**WHAT NEEDS TO BE DONE**:
Copy each line of the material below that includes the string "JSON".

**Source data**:

........

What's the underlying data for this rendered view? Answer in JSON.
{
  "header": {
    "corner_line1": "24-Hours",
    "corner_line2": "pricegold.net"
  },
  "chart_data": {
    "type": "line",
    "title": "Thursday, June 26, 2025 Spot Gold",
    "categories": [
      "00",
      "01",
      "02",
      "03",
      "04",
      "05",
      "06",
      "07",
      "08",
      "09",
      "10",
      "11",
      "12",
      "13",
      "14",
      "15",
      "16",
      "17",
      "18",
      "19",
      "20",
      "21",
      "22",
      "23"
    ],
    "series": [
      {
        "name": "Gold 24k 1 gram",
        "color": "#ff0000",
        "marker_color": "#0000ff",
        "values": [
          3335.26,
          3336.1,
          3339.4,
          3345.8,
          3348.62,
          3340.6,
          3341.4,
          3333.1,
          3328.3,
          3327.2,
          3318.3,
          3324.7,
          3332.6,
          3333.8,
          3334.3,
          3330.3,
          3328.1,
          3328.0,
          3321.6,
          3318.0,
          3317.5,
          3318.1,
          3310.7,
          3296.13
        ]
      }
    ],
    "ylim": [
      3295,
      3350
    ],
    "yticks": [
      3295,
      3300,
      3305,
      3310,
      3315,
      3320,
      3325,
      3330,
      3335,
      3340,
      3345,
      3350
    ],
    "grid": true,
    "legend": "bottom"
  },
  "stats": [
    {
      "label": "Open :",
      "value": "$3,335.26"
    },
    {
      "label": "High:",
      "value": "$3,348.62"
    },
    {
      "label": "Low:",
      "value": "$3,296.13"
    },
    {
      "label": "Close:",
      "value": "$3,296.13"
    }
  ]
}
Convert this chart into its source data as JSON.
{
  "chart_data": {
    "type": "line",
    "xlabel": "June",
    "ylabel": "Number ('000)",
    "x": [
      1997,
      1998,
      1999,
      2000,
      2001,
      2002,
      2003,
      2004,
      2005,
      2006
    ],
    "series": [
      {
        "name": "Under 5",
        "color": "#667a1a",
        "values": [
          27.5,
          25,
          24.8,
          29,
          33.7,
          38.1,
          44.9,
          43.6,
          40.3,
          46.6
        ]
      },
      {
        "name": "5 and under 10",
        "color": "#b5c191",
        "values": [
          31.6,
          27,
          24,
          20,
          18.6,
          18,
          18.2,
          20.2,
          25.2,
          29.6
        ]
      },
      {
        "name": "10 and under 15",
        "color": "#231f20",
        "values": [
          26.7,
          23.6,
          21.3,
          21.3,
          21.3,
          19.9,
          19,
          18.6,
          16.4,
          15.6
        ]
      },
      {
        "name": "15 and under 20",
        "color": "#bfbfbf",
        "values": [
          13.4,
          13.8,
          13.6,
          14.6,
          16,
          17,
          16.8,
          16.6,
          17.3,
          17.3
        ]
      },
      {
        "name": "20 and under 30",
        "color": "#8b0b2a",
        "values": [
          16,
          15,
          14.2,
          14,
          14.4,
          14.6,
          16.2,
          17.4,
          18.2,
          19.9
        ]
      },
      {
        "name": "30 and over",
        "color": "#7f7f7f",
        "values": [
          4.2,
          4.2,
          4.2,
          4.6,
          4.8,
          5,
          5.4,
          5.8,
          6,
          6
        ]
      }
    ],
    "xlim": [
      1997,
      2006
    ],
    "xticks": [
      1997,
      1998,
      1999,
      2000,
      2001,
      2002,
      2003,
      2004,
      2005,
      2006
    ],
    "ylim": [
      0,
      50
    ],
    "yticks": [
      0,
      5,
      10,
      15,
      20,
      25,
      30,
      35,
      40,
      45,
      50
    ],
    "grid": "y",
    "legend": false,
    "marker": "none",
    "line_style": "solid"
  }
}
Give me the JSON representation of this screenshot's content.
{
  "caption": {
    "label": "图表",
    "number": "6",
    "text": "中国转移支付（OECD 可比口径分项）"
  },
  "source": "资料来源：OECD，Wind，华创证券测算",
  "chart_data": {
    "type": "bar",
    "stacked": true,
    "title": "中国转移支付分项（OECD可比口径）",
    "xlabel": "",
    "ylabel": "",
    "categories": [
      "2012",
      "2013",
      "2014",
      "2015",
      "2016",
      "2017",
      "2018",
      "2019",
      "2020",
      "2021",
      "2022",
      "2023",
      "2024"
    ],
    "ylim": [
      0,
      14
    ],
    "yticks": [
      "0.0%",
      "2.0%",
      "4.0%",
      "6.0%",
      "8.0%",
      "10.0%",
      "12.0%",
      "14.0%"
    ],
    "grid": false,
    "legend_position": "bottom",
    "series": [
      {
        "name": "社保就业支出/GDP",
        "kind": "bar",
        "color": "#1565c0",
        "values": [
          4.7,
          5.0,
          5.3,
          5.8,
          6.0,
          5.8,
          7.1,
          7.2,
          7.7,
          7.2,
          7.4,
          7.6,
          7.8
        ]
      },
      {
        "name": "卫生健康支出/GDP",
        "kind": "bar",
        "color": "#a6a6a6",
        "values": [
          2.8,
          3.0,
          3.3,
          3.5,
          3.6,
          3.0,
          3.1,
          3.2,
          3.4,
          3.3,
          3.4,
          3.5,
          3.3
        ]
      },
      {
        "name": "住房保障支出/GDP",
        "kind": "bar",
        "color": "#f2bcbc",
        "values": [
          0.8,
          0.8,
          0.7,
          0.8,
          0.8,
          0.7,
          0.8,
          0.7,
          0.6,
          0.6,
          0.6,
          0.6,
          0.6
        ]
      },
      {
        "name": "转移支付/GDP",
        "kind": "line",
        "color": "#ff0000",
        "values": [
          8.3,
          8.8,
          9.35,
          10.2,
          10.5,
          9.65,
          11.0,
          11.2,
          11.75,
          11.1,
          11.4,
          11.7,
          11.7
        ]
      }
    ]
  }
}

........

**ANSWER TO THE TASK**:
What's the underlying data for this rendered view? Answer in JSON.
Convert this chart into its source data as JSON.
Give me the JSON representation of this screenshot's content.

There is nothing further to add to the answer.